*WHAT NEEDS TO BE DONE*.
Look through the data below. Collect every line where the word "weighted" occurs.

*SUPPLIED DATA*.
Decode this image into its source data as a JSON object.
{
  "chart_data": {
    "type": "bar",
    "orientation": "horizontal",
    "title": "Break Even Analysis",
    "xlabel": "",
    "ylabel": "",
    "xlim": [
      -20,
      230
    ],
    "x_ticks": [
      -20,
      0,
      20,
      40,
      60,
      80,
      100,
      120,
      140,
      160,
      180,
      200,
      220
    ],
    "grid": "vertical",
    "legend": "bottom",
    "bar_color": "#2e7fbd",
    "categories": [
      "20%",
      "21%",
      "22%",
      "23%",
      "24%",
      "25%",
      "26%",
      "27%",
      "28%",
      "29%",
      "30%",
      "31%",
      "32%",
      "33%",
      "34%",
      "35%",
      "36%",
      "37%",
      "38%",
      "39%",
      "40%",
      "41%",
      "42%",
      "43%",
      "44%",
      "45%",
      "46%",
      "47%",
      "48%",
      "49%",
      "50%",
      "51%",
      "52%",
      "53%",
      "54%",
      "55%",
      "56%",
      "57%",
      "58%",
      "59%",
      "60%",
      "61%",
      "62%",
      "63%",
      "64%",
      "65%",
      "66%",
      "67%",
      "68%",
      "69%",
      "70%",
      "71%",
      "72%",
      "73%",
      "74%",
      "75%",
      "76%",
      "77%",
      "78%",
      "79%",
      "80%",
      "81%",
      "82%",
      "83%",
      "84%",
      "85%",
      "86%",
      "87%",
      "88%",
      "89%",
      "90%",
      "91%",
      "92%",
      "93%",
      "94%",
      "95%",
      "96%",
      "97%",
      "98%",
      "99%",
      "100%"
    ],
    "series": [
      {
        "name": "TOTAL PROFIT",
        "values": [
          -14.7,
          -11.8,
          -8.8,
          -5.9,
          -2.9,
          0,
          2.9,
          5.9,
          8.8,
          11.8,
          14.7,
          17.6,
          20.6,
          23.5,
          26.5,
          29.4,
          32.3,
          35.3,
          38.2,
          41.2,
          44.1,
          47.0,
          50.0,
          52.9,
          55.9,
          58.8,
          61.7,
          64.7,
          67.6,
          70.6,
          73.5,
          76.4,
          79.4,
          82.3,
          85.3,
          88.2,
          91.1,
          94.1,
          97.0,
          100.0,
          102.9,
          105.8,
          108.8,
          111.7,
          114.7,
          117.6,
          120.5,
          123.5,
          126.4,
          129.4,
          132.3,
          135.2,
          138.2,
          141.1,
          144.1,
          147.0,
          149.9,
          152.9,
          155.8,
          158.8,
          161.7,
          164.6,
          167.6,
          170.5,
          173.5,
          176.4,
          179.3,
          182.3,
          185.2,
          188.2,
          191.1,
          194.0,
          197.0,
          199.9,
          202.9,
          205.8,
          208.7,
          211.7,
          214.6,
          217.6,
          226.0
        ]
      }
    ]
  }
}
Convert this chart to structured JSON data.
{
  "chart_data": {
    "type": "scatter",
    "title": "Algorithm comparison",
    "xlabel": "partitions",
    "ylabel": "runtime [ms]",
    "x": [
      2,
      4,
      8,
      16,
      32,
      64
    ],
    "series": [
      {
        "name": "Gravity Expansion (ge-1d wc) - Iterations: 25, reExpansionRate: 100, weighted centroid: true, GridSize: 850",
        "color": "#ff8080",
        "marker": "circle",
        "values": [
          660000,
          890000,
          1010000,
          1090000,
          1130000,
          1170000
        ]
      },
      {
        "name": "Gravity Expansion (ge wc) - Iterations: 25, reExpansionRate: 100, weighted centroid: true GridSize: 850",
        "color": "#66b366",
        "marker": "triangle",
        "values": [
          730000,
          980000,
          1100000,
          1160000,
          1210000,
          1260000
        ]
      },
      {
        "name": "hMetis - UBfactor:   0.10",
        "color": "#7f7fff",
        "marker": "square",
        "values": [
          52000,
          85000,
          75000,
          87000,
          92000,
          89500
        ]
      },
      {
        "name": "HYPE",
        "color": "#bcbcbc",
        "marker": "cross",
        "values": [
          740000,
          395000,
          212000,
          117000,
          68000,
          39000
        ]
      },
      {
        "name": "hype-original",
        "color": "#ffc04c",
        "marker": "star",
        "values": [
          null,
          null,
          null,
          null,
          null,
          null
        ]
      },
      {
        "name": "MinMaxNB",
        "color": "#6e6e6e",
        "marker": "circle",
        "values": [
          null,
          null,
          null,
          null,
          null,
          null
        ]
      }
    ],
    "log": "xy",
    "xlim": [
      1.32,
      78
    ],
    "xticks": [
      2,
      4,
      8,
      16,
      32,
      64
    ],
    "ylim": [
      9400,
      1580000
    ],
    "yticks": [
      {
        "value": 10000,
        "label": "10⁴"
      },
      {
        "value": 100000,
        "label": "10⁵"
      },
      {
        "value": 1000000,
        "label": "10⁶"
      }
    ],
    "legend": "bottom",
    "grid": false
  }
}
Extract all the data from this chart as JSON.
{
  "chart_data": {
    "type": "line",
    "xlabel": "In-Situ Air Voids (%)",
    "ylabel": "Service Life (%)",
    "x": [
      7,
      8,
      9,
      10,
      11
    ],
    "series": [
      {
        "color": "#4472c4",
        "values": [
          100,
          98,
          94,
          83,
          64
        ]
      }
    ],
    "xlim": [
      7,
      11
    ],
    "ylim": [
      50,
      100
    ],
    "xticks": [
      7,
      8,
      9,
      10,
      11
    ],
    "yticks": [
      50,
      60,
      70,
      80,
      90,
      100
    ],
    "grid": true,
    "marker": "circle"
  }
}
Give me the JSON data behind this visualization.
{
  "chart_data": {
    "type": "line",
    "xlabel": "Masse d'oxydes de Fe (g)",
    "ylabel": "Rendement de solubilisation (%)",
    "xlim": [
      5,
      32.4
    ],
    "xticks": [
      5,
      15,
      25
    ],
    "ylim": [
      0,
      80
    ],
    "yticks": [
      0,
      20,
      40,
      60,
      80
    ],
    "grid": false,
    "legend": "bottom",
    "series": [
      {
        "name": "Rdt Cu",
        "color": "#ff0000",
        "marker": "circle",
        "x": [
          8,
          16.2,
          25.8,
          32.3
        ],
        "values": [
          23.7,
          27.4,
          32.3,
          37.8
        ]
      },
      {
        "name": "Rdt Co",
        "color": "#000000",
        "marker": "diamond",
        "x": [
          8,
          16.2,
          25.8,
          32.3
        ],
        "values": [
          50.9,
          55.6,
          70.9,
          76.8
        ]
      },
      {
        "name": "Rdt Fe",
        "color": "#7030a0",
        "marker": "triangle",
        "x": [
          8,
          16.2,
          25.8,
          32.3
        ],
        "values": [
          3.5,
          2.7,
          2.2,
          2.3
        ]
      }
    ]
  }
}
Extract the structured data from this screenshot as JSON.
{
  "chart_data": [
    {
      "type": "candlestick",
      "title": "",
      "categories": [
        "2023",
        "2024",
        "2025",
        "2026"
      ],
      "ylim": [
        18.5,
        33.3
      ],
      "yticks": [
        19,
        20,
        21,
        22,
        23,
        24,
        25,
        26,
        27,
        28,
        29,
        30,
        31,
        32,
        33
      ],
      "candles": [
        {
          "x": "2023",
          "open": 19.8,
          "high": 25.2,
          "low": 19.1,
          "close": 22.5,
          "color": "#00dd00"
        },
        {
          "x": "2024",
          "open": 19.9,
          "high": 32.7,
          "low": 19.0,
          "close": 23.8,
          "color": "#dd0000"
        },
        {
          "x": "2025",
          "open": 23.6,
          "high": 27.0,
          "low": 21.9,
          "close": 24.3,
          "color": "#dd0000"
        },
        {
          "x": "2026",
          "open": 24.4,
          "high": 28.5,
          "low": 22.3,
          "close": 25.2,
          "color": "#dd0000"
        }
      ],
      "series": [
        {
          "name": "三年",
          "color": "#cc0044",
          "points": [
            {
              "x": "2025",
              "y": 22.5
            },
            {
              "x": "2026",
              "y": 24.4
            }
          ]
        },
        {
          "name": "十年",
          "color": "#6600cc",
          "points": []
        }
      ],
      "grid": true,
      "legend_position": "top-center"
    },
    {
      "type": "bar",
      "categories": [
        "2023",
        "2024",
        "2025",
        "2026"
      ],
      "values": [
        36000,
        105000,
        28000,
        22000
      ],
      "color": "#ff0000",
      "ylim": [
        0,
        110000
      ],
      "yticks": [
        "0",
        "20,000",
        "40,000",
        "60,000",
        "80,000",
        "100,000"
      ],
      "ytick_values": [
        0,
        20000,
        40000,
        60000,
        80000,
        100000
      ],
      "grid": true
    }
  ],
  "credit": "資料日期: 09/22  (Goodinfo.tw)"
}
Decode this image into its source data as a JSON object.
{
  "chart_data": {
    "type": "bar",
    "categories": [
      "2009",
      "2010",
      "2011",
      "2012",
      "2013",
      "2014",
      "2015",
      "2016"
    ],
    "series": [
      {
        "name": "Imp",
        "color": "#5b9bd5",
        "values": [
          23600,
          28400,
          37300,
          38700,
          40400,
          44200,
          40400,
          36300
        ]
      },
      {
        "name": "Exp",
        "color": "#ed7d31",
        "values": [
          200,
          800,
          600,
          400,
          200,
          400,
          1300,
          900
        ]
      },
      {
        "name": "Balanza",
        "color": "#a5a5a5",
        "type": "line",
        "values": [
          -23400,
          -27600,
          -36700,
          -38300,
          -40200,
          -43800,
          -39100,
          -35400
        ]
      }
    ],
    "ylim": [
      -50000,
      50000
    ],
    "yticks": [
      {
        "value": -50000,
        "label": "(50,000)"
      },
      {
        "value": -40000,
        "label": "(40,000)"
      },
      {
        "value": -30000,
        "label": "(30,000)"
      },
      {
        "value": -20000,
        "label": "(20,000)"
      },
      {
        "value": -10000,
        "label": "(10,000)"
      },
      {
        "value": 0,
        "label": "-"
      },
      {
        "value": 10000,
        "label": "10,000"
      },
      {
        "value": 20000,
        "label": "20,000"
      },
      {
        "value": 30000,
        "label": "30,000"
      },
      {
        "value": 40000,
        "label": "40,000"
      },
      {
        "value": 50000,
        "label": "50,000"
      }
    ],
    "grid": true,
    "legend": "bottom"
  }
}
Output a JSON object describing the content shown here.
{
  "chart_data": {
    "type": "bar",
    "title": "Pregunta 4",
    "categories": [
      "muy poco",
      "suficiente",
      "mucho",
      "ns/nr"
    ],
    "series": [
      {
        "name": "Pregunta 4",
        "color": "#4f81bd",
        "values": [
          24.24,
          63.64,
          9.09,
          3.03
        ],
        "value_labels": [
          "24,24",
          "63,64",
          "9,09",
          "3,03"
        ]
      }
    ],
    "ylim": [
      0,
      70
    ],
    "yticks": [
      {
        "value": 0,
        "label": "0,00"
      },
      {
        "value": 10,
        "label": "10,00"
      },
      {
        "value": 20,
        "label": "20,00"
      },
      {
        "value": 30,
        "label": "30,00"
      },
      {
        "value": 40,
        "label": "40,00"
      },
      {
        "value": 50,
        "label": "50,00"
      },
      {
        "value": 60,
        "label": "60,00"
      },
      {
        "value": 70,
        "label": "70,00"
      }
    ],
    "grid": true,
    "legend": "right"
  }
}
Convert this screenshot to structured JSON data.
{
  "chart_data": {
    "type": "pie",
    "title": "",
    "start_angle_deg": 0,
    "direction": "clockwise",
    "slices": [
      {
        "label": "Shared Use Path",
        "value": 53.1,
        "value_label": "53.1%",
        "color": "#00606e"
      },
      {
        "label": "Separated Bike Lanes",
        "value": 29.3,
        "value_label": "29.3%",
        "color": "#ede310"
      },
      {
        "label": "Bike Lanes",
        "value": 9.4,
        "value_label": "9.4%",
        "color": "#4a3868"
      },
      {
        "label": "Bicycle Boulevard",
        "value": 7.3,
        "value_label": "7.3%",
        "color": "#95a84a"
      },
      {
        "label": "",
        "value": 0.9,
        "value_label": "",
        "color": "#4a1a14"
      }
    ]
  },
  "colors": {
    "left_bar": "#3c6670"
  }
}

*RESULT BELOW*.
        "name": "Gravity Expansion (ge-1d wc) - Iterations: 25, reExpansionRate: 100, weighted centroid: true, GridSize: 850",
        "name": "Gravity Expansion (ge wc) - Iterations: 25, reExpansionRate: 100, weighted centroid: true GridSize: 850",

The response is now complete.